▶

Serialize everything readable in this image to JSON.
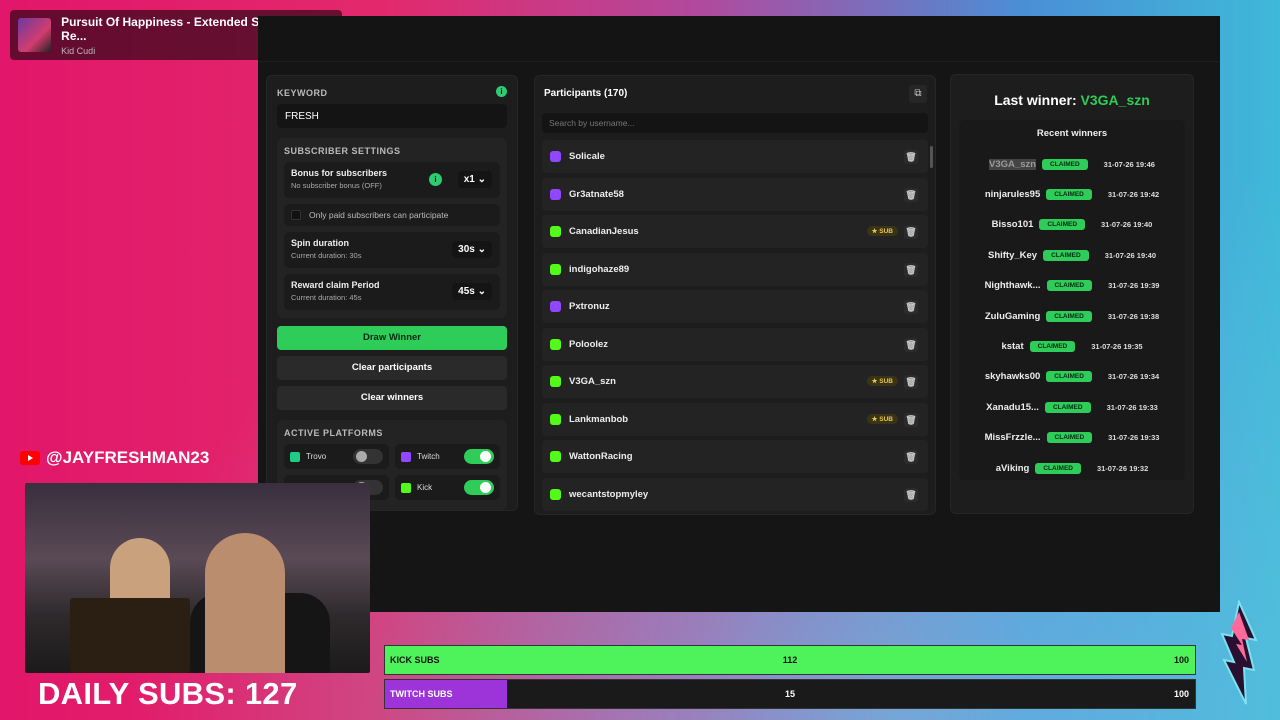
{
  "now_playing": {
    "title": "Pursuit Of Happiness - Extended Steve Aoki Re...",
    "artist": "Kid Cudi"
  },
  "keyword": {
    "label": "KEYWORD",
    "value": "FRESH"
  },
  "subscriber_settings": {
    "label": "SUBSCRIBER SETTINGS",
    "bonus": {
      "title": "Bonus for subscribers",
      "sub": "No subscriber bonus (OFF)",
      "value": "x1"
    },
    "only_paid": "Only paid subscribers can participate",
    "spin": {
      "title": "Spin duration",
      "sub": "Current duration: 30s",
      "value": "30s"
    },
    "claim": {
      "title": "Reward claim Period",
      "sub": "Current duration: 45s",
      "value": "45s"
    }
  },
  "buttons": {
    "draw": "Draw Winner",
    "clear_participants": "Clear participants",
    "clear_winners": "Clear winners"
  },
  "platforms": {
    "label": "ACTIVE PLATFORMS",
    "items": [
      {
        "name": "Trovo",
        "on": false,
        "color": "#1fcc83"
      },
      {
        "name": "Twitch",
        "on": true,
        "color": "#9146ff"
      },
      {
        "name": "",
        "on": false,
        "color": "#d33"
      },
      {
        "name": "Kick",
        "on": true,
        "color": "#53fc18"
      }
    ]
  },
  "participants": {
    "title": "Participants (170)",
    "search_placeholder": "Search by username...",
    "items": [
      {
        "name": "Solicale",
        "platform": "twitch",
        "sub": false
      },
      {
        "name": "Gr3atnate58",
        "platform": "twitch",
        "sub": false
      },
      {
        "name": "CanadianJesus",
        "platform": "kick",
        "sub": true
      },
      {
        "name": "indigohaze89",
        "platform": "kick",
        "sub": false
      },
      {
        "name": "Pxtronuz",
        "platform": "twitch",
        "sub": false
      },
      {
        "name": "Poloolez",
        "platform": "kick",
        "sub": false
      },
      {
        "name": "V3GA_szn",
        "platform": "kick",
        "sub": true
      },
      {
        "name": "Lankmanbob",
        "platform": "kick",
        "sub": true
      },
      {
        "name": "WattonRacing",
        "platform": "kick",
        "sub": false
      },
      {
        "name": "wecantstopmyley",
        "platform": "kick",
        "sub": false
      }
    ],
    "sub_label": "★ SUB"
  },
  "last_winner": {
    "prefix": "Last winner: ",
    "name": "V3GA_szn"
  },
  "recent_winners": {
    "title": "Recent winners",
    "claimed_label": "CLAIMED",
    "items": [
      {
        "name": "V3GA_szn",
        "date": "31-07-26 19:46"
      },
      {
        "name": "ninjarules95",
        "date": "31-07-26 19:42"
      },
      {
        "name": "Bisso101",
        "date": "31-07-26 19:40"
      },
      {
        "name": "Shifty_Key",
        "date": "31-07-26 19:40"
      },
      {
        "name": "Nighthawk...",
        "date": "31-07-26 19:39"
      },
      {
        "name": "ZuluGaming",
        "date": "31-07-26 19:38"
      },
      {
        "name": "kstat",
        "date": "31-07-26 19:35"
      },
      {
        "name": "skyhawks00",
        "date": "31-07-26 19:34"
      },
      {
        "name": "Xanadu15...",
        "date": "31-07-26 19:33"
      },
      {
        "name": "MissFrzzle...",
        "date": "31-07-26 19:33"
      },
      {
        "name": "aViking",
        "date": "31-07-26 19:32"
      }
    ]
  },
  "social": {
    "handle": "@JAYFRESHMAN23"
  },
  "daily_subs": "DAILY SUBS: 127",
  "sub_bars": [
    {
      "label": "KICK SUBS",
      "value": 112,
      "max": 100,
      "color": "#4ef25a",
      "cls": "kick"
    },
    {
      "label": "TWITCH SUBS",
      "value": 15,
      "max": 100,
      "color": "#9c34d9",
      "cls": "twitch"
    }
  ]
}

◀
▶

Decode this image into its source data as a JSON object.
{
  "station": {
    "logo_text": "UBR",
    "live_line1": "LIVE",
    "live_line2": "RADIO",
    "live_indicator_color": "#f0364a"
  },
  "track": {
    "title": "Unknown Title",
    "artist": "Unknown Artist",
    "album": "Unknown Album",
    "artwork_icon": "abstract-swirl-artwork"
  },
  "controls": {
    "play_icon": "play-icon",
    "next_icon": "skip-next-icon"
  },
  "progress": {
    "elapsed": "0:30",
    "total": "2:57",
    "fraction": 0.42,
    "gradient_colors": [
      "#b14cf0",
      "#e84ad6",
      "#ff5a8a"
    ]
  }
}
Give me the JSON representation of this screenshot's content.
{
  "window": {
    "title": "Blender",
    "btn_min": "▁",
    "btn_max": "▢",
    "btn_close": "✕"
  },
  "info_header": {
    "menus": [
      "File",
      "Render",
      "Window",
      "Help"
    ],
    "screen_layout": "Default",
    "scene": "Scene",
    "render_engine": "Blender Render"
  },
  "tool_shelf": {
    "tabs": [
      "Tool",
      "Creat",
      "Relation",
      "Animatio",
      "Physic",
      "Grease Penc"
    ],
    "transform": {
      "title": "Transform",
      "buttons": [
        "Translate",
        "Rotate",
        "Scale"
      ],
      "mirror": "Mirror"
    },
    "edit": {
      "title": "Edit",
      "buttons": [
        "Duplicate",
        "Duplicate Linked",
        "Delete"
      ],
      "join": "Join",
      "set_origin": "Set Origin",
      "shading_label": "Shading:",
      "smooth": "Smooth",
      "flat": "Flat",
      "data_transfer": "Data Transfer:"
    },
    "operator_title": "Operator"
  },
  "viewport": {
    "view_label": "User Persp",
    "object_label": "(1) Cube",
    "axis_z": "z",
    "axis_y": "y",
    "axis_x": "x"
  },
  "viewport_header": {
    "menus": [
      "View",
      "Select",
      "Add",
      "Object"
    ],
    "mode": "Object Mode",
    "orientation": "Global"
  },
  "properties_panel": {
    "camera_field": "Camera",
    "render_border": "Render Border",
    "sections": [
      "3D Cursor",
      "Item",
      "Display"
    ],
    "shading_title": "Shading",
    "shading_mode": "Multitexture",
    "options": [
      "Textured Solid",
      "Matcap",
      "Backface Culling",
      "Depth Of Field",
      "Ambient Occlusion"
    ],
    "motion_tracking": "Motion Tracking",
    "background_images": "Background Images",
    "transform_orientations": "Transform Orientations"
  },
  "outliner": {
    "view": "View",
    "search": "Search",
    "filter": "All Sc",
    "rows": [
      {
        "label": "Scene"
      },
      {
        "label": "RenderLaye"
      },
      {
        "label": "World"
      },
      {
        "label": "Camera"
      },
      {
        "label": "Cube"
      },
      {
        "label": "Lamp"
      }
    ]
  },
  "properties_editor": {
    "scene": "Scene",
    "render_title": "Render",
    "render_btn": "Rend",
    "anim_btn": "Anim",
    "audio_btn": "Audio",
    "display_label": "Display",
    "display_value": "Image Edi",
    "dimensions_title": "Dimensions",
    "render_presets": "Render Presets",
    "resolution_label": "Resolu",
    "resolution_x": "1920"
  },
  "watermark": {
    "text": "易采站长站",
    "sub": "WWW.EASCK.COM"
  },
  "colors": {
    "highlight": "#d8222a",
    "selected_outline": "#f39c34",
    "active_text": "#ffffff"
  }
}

◀
▶

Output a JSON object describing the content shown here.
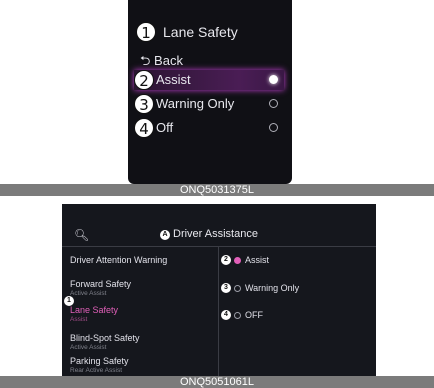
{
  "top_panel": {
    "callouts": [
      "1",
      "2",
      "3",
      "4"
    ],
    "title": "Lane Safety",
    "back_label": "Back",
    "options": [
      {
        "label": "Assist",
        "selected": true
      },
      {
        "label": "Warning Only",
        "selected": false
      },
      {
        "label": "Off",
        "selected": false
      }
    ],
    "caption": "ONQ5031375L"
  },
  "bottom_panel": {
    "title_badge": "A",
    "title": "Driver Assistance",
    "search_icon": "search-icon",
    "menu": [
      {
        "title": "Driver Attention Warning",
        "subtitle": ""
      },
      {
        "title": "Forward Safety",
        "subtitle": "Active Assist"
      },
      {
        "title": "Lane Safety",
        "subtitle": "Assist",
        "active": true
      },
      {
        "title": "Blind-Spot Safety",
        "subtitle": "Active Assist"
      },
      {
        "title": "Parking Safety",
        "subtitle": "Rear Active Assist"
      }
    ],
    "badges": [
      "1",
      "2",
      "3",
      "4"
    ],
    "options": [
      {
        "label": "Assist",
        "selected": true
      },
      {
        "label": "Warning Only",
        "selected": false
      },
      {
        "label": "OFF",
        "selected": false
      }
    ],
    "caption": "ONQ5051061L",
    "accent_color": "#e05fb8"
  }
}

◀

Exercise: Which lines hold the word "caption"? Copy all of them.

Solution to the exercise:
    "caption": "ONQ5031375L"
    "caption": "ONQ5051061L",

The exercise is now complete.